## BEGIN Material to process

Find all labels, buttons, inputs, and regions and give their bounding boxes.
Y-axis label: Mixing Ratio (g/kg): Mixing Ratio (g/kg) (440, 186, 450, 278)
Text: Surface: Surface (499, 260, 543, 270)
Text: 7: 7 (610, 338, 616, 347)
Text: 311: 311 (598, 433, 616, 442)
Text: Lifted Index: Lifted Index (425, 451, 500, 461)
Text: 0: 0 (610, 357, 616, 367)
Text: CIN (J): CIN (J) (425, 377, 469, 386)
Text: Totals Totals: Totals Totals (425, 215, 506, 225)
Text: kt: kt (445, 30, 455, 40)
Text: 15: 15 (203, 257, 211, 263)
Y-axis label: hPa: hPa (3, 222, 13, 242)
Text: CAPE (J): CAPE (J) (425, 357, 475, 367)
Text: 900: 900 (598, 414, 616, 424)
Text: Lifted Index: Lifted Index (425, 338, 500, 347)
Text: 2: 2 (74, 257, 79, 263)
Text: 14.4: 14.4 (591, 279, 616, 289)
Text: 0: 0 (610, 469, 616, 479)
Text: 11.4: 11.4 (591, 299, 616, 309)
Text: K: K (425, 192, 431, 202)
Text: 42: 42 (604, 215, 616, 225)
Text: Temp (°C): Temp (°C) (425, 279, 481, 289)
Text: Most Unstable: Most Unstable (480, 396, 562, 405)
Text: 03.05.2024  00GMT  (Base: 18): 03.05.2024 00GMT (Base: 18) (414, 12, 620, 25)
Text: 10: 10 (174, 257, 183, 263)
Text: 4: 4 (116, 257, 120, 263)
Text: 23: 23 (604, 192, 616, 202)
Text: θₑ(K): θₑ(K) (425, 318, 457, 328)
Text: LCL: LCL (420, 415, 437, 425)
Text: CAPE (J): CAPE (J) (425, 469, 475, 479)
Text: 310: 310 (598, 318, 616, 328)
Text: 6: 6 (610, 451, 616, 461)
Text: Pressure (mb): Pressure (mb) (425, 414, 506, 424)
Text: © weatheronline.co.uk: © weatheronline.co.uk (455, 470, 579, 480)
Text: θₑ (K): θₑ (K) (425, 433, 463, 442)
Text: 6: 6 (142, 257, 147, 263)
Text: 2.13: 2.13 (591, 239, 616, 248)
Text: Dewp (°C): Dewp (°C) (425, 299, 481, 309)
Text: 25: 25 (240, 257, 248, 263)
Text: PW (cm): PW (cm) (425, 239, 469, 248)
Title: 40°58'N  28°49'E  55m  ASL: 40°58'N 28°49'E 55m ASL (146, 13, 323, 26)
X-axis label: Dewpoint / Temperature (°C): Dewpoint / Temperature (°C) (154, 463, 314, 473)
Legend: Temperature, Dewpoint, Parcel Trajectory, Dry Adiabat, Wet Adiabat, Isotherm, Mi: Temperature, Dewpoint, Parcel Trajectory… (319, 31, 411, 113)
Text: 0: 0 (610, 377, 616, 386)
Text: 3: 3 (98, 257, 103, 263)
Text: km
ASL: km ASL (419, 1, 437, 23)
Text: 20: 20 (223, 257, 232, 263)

## END Material to process

* [Requirement]:
Copy every line of the entry above without changing anything.

* [Solution for this problem]:
Find all labels, buttons, inputs, and regions and give their bounding boxes.
Y-axis label: Mixing Ratio (g/kg): Mixing Ratio (g/kg) (440, 186, 450, 278)
Text: Surface: Surface (499, 260, 543, 270)
Text: 7: 7 (610, 338, 616, 347)
Text: 311: 311 (598, 433, 616, 442)
Text: Lifted Index: Lifted Index (425, 451, 500, 461)
Text: 0: 0 (610, 357, 616, 367)
Text: CIN (J): CIN (J) (425, 377, 469, 386)
Text: Totals Totals: Totals Totals (425, 215, 506, 225)
Text: kt: kt (445, 30, 455, 40)
Text: 15: 15 (203, 257, 211, 263)
Y-axis label: hPa: hPa (3, 222, 13, 242)
Text: CAPE (J): CAPE (J) (425, 357, 475, 367)
Text: 900: 900 (598, 414, 616, 424)
Text: Lifted Index: Lifted Index (425, 338, 500, 347)
Text: 2: 2 (74, 257, 79, 263)
Text: 14.4: 14.4 (591, 279, 616, 289)
Text: 0: 0 (610, 469, 616, 479)
Text: 11.4: 11.4 (591, 299, 616, 309)
Text: K: K (425, 192, 431, 202)
Text: 42: 42 (604, 215, 616, 225)
Text: Temp (°C): Temp (°C) (425, 279, 481, 289)
Text: Most Unstable: Most Unstable (480, 396, 562, 405)
Text: 03.05.2024  00GMT  (Base: 18): 03.05.2024 00GMT (Base: 18) (414, 12, 620, 25)
Text: 10: 10 (174, 257, 183, 263)
Text: 4: 4 (116, 257, 120, 263)
Text: 23: 23 (604, 192, 616, 202)
Text: θₑ(K): θₑ(K) (425, 318, 457, 328)
Text: LCL: LCL (420, 415, 437, 425)
Text: CAPE (J): CAPE (J) (425, 469, 475, 479)
Text: 310: 310 (598, 318, 616, 328)
Text: 6: 6 (610, 451, 616, 461)
Text: Pressure (mb): Pressure (mb) (425, 414, 506, 424)
Text: © weatheronline.co.uk: © weatheronline.co.uk (455, 470, 579, 480)
Text: θₑ (K): θₑ (K) (425, 433, 463, 442)
Text: 6: 6 (142, 257, 147, 263)
Text: 2.13: 2.13 (591, 239, 616, 248)
Text: Dewp (°C): Dewp (°C) (425, 299, 481, 309)
Text: 25: 25 (240, 257, 248, 263)
Text: PW (cm): PW (cm) (425, 239, 469, 248)
Title: 40°58'N  28°49'E  55m  ASL: 40°58'N 28°49'E 55m ASL (146, 13, 323, 26)
X-axis label: Dewpoint / Temperature (°C): Dewpoint / Temperature (°C) (154, 463, 314, 473)
Legend: Temperature, Dewpoint, Parcel Trajectory, Dry Adiabat, Wet Adiabat, Isotherm, Mi: Temperature, Dewpoint, Parcel Trajectory… (319, 31, 411, 113)
Text: 0: 0 (610, 377, 616, 386)
Text: 3: 3 (98, 257, 103, 263)
Text: km
ASL: km ASL (419, 1, 437, 23)
Text: 20: 20 (223, 257, 232, 263)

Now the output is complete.